Problem details => Locate the word "part" in the entries below, then gather every line that holds it.

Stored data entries
+---+
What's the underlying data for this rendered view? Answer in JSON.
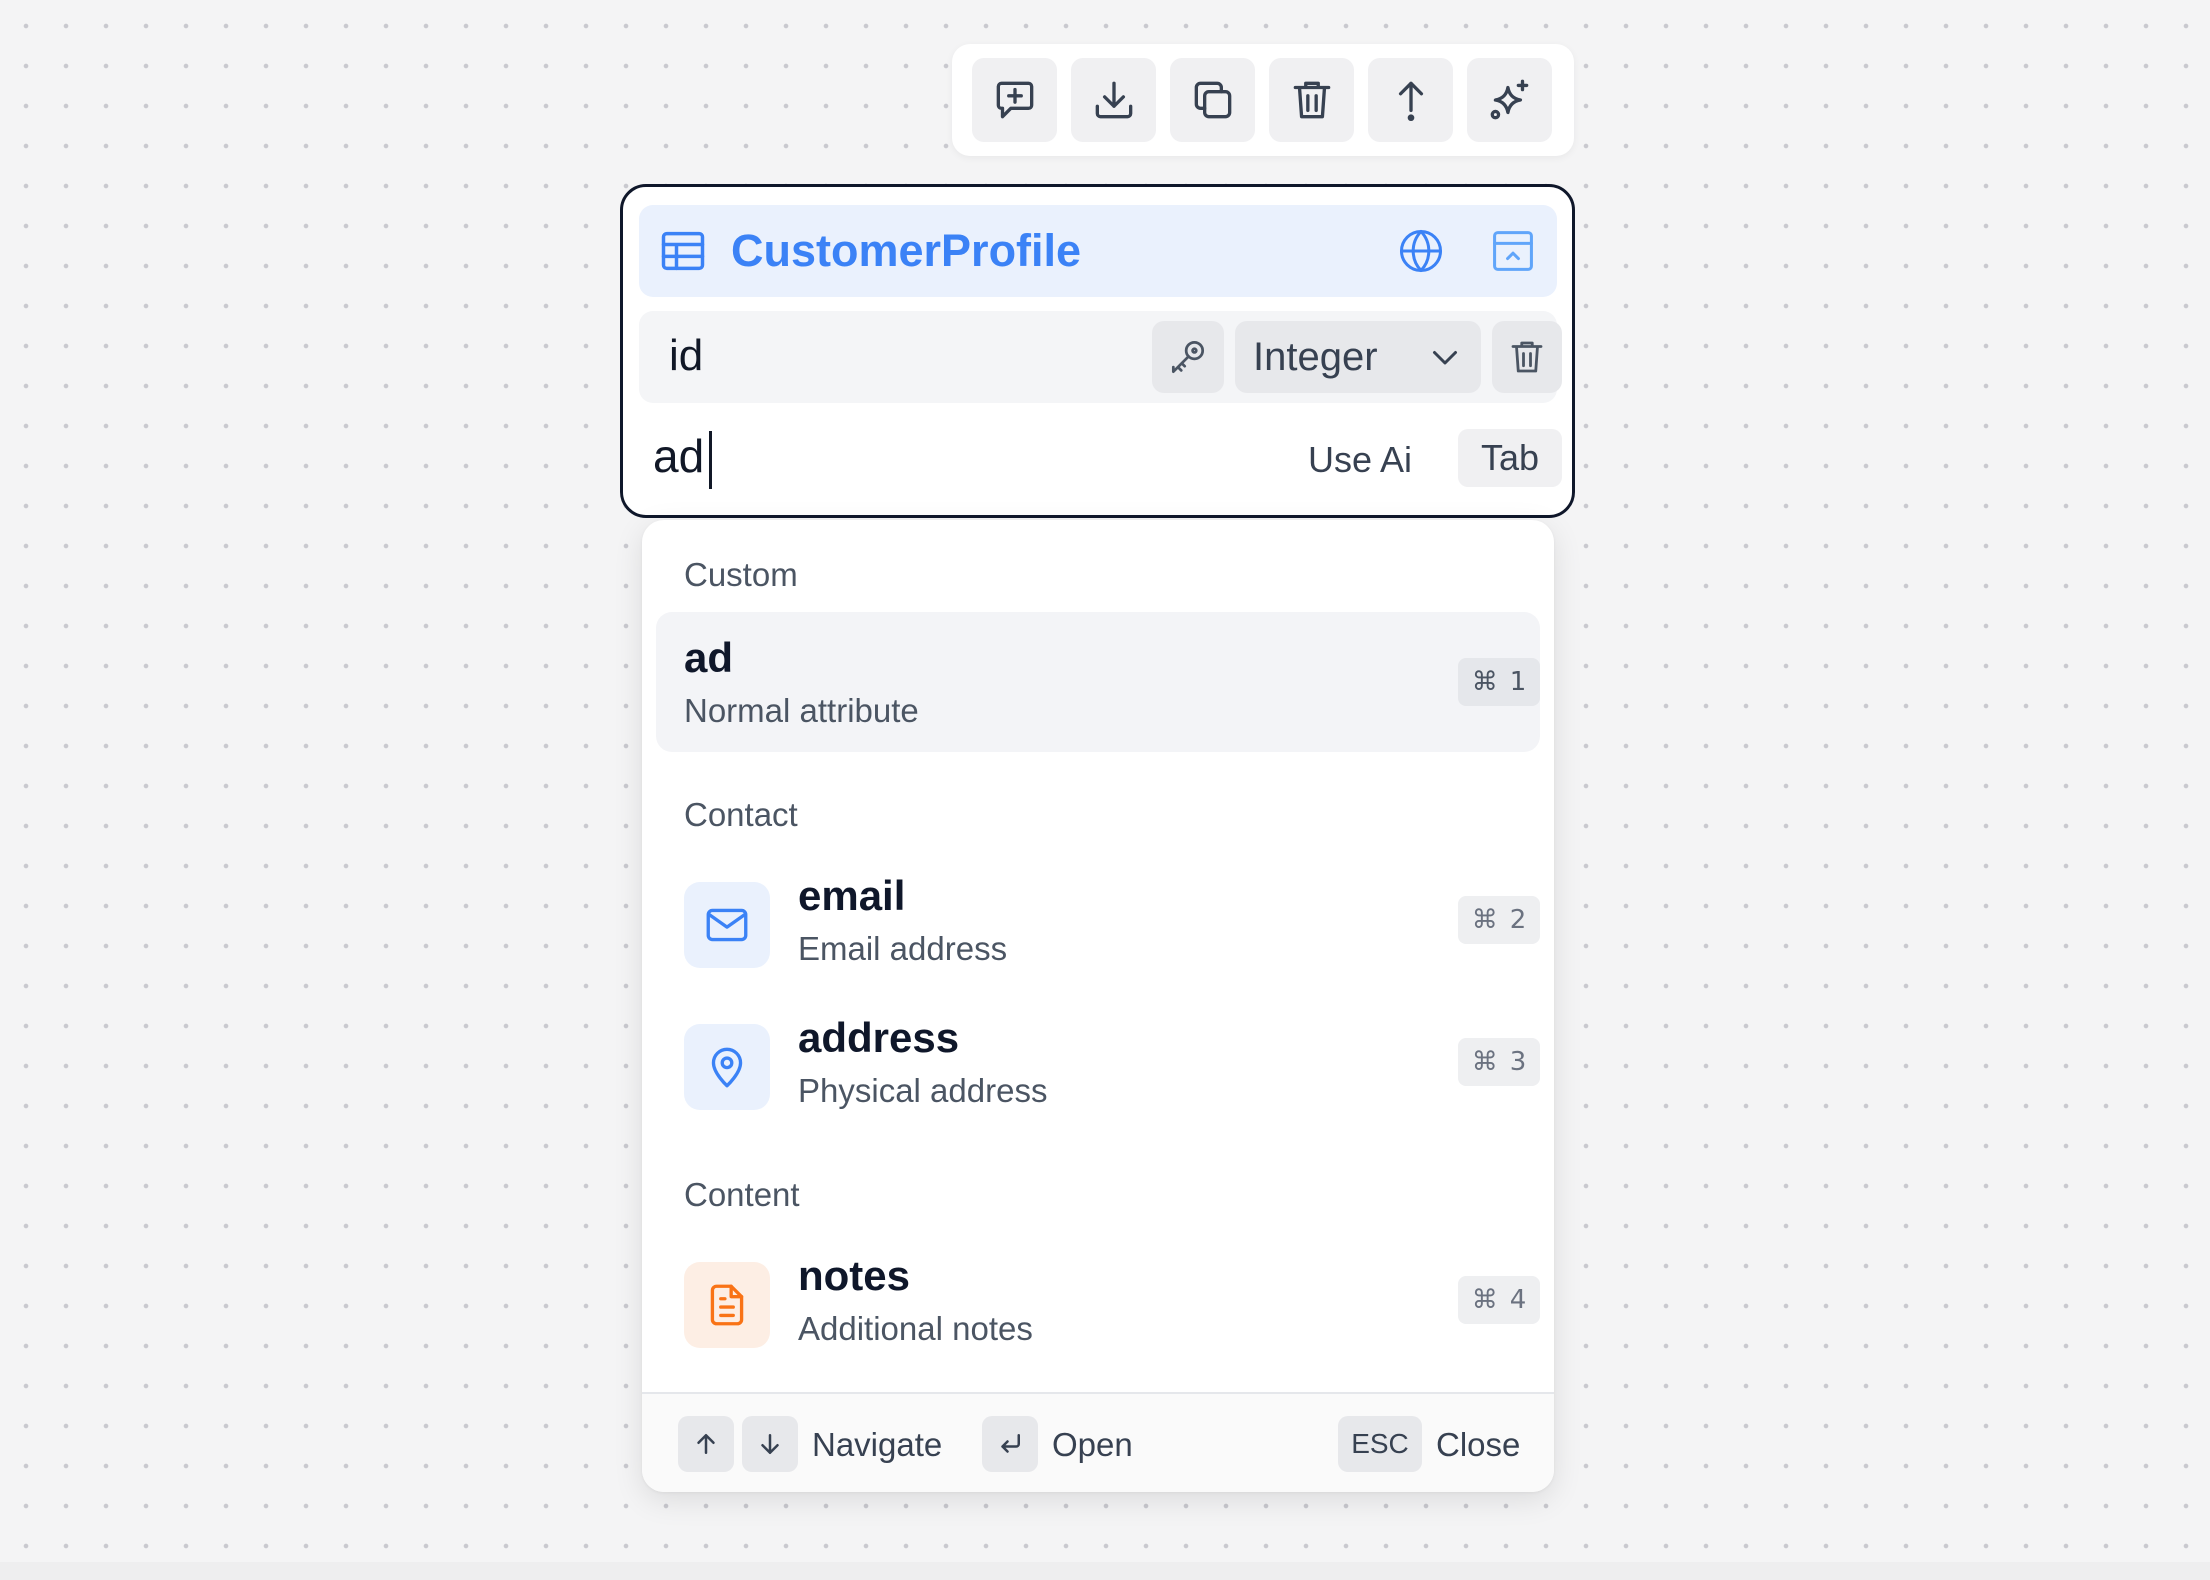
{
  "toolbar": {
    "buttons": [
      {
        "icon": "add-comment-icon"
      },
      {
        "icon": "download-icon"
      },
      {
        "icon": "copy-icon"
      },
      {
        "icon": "trash-icon"
      },
      {
        "icon": "arrow-up-icon"
      },
      {
        "icon": "sparkles-icon"
      }
    ]
  },
  "entity": {
    "title": "CustomerProfile",
    "accent_color": "#3b82f6",
    "attributes": [
      {
        "name": "id",
        "type": "Integer",
        "is_key": true
      }
    ],
    "new_attribute": {
      "value": "ad",
      "use_ai_label": "Use Ai",
      "tab_key": "Tab"
    }
  },
  "suggestions": {
    "groups": [
      {
        "label": "Custom",
        "items": [
          {
            "title": "ad",
            "subtitle": "Normal attribute",
            "shortcut_mod": "⌘",
            "shortcut_key": "1"
          }
        ]
      },
      {
        "label": "Contact",
        "items": [
          {
            "title": "email",
            "subtitle": "Email address",
            "icon": "mail-icon",
            "icon_color": "#3b82f6",
            "shortcut_mod": "⌘",
            "shortcut_key": "2"
          },
          {
            "title": "address",
            "subtitle": "Physical address",
            "icon": "map-pin-icon",
            "icon_color": "#3b82f6",
            "shortcut_mod": "⌘",
            "shortcut_key": "3"
          }
        ]
      },
      {
        "label": "Content",
        "items": [
          {
            "title": "notes",
            "subtitle": "Additional notes",
            "icon": "file-text-icon",
            "icon_color": "#f97316",
            "shortcut_mod": "⌘",
            "shortcut_key": "4"
          }
        ]
      }
    ],
    "footer": {
      "navigate_label": "Navigate",
      "open_label": "Open",
      "esc_key": "ESC",
      "close_label": "Close"
    }
  }
}
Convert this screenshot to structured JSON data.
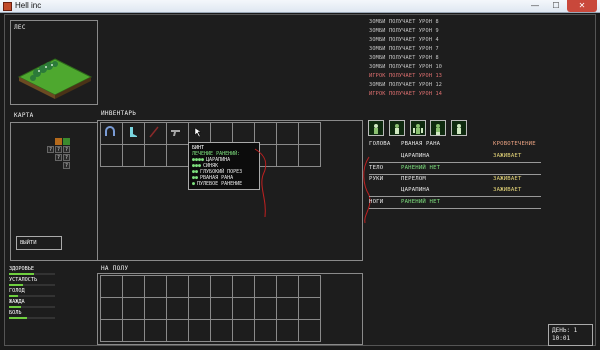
{
  "window": {
    "title": "Hell inc",
    "min": "—",
    "max": "☐",
    "close": "✕"
  },
  "scene": {
    "label": "ЛЕС"
  },
  "map": {
    "label": "КАРТА",
    "unknown_mark": "?",
    "exit_label": "ВЫЙТИ"
  },
  "inventory": {
    "label": "ИНВЕНТАРЬ",
    "items": [
      {
        "icon": "magnet-icon",
        "color": "#7a9cd6"
      },
      {
        "icon": "boots-icon",
        "color": "#7ad6e0"
      },
      {
        "icon": "rod-icon",
        "color": "#8a2a2a"
      },
      {
        "icon": "pistol-icon",
        "color": "#a8a8a8"
      }
    ],
    "tooltip": {
      "title": "БИНТ",
      "subtitle": "ЛЕЧЕНИЕ РАНЕНИЙ:",
      "lines": [
        {
          "dots": "●●●●",
          "text": "ЦАРАПИНА"
        },
        {
          "dots": "●●●",
          "text": "СИНЯК"
        },
        {
          "dots": "●●",
          "text": "ГЛУБОКИЙ ПОРЕЗ"
        },
        {
          "dots": "●●",
          "text": "РВАНАЯ РАНА"
        },
        {
          "dots": "●",
          "text": "ПУЛЕВОЕ РАНЕНИЕ"
        }
      ]
    }
  },
  "floor": {
    "label": "НА ПОЛУ"
  },
  "log": [
    {
      "text": "ЗОМБИ ПОЛУЧАЕТ УРОН 8",
      "color": "#c8c8c8"
    },
    {
      "text": "ЗОМБИ ПОЛУЧАЕТ УРОН 9",
      "color": "#c8c8c8"
    },
    {
      "text": "ЗОМБИ ПОЛУЧАЕТ УРОН 4",
      "color": "#c8c8c8"
    },
    {
      "text": "ЗОМБИ ПОЛУЧАЕТ УРОН 7",
      "color": "#c8c8c8"
    },
    {
      "text": "ЗОМБИ ПОЛУЧАЕТ УРОН 8",
      "color": "#c8c8c8"
    },
    {
      "text": "ЗОМБИ ПОЛУЧАЕТ УРОН 10",
      "color": "#c8c8c8"
    },
    {
      "text": "ИГРОК ПОЛУЧАЕТ УРОН 13",
      "color": "#e07070"
    },
    {
      "text": "ЗОМБИ ПОЛУЧАЕТ УРОН 12",
      "color": "#c8c8c8"
    },
    {
      "text": "ИГРОК ПОЛУЧАЕТ УРОН 14",
      "color": "#e07070"
    }
  ],
  "body": {
    "rows": [
      {
        "part": "ГОЛОВА",
        "injury": "РВАНАЯ РАНА",
        "status": "КРОВОТЕЧЕНИЕ",
        "status_color": "#e8a080"
      },
      {
        "part": "",
        "injury": "ЦАРАПИНА",
        "status": "ЗАЖИВАЕТ",
        "status_color": "#e8d87a"
      },
      {
        "part": "ТЕЛО",
        "injury": "РАНЕНИЙ НЕТ",
        "status": "",
        "status_color": "#7ee07e"
      },
      {
        "part": "РУКИ",
        "injury": "ПЕРЕЛОМ",
        "status": "ЗАЖИВАЕТ",
        "status_color": "#e8d87a"
      },
      {
        "part": "",
        "injury": "ЦАРАПИНА",
        "status": "ЗАЖИВАЕТ",
        "status_color": "#e8d87a"
      },
      {
        "part": "НОГИ",
        "injury": "РАНЕНИЙ НЕТ",
        "status": "",
        "status_color": "#7ee07e"
      }
    ]
  },
  "stats": [
    {
      "label": "ЗДОРОВЬЕ",
      "fill": 0.55,
      "color": "#6fcf3f"
    },
    {
      "label": "УСТАЛОСТЬ",
      "fill": 0.3,
      "color": "#6fcf3f"
    },
    {
      "label": "ГОЛОД",
      "fill": 0.2,
      "color": "#6fcf3f"
    },
    {
      "label": "ЖАЖДА",
      "fill": 0.25,
      "color": "#6fcf3f"
    },
    {
      "label": "БОЛЬ",
      "fill": 0.4,
      "color": "#6fcf3f"
    }
  ],
  "clock": {
    "day": "ДЕНЬ: 1",
    "time": "10:01"
  }
}
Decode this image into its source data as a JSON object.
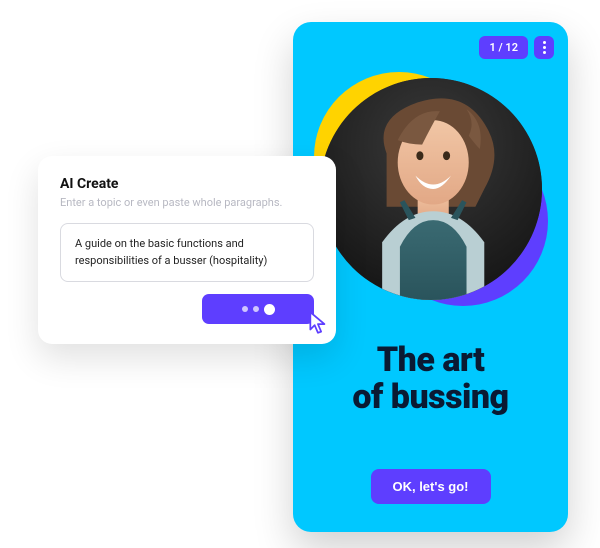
{
  "colors": {
    "accent": "#5e3eff",
    "phone_bg": "#00c8ff",
    "yellow": "#ffd300"
  },
  "card": {
    "title": "AI Create",
    "hint": "Enter a topic or even paste whole paragraphs.",
    "topic_value": "A guide on the basic functions and responsibilities of a busser (hospitality)",
    "generate_icon": "loading-dots"
  },
  "phone": {
    "page_indicator": "1 / 12",
    "menu_icon": "kebab-icon",
    "title_line1": "The art",
    "title_line2": "of bussing",
    "cta_label": "OK, let's go!"
  }
}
+---+
Response for this exercise =>
        "part": "ГОЛОВА",
        "part": "",
        "part": "ТЕЛО",
        "part": "РУКИ",
        "part": "",
        "part": "НОГИ",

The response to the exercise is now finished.